#### [Aim]
Copy out the entries below precisely; nothing is to be omitted.

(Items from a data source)
-.-.-

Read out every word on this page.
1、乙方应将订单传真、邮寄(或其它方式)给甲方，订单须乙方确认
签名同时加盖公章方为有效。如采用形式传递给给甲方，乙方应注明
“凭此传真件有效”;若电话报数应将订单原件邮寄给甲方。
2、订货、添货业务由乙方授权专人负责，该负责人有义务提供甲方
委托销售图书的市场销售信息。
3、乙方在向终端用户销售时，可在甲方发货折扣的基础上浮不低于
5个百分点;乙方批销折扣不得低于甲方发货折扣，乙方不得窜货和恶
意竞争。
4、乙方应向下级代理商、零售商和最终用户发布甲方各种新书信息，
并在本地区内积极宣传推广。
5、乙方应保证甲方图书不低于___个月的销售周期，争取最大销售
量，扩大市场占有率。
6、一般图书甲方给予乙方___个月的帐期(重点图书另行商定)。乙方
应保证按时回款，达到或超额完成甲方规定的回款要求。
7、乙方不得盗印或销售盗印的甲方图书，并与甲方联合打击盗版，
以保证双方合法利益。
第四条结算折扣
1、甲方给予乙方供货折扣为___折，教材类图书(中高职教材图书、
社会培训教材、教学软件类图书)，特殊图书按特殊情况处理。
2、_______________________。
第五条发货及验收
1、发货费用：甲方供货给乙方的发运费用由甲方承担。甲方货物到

-.-.-

#### [Answer for this exercise]
Read out every word on this page.
1、乙方应将订单传真、邮寄(或其它方式)给甲方，订单须乙方确认
签名同时加盖公章方为有效。如采用形式传递给给甲方，乙方应注明
“凭此传真件有效”;若电话报数应将订单原件邮寄给甲方。
2、订货、添货业务由乙方授权专人负责，该负责人有义务提供甲方
委托销售图书的市场销售信息。
3、乙方在向终端用户销售时，可在甲方发货折扣的基础上浮不低于
5个百分点;乙方批销折扣不得低于甲方发货折扣，乙方不得窜货和恶
意竞争。
4、乙方应向下级代理商、零售商和最终用户发布甲方各种新书信息，
并在本地区内积极宣传推广。
5、乙方应保证甲方图书不低于___个月的销售周期，争取最大销售
量，扩大市场占有率。
6、一般图书甲方给予乙方___个月的帐期(重点图书另行商定)。乙方
应保证按时回款，达到或超额完成甲方规定的回款要求。
7、乙方不得盗印或销售盗印的甲方图书，并与甲方联合打击盗版，
以保证双方合法利益。
第四条结算折扣
1、甲方给予乙方供货折扣为___折，教材类图书(中高职教材图书、
社会培训教材、教学软件类图书)，特殊图书按特殊情况处理。
2、_______________________。
第五条发货及验收
1、发货费用：甲方供货给乙方的发运费用由甲方承担。甲方货物到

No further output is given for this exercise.